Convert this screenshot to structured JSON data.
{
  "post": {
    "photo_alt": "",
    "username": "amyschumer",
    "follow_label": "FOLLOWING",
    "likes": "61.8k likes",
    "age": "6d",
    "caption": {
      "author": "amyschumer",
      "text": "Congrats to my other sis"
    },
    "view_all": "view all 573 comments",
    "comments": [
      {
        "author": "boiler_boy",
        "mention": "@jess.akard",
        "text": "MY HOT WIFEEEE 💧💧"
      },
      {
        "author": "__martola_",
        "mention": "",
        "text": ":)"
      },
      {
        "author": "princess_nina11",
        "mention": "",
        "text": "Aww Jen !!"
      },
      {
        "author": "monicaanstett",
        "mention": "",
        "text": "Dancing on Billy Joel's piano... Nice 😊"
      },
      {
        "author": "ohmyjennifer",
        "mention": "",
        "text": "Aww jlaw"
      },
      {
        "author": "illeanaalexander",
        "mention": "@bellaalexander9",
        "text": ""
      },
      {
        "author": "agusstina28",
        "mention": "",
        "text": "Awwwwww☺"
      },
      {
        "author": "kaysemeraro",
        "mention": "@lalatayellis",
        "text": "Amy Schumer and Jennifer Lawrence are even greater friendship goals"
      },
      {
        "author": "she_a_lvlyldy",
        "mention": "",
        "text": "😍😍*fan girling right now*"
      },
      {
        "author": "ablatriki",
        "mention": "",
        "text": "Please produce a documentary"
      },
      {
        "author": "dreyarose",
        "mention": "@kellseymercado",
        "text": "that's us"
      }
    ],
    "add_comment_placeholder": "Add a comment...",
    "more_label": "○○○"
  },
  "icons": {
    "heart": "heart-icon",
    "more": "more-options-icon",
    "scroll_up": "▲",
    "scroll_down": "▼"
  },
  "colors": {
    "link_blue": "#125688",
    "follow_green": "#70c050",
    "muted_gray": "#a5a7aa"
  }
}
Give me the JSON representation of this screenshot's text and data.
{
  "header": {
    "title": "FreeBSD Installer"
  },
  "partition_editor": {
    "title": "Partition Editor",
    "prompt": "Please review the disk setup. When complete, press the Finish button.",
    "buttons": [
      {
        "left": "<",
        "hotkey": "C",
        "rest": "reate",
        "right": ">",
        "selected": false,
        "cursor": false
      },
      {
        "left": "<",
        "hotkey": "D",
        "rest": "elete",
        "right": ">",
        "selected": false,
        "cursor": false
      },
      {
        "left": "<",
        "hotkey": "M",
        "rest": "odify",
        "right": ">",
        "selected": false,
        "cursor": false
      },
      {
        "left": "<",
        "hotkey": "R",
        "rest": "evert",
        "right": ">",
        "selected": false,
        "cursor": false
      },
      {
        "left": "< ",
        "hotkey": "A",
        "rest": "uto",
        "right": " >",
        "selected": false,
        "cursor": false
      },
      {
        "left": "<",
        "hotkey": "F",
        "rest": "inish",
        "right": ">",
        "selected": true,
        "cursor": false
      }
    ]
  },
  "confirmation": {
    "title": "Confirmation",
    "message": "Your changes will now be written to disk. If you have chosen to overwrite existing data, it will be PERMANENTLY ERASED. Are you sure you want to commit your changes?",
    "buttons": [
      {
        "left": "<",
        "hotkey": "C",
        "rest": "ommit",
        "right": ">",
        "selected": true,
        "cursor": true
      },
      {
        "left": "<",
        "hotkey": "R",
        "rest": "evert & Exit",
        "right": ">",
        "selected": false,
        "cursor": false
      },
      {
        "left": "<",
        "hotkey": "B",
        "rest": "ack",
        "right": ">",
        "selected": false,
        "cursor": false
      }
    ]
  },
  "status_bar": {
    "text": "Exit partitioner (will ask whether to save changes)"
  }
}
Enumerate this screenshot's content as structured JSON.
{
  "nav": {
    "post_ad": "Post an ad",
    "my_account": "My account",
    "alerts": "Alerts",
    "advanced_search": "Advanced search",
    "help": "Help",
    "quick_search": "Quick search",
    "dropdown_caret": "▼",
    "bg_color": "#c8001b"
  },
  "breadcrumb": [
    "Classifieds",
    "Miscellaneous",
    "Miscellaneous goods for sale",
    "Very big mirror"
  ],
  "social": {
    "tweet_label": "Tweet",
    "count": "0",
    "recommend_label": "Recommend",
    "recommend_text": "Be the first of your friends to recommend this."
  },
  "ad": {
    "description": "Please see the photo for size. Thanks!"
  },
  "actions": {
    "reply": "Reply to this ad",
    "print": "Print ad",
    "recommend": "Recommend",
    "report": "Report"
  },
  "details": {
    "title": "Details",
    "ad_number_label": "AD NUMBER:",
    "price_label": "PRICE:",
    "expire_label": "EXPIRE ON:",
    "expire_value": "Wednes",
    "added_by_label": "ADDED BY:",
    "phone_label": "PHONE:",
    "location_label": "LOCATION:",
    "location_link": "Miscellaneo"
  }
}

Description of the task:
In the material above, find the lines that contain "disk" and show them.

Output of the exercise:
    "prompt": "Please review the disk setup. When complete, press the Finish button.",
    "message": "Your changes will now be written to disk. If you have chosen to overwrite existing data, it will be PERMANENTLY ERASED. Are you sure you want to commit your changes?",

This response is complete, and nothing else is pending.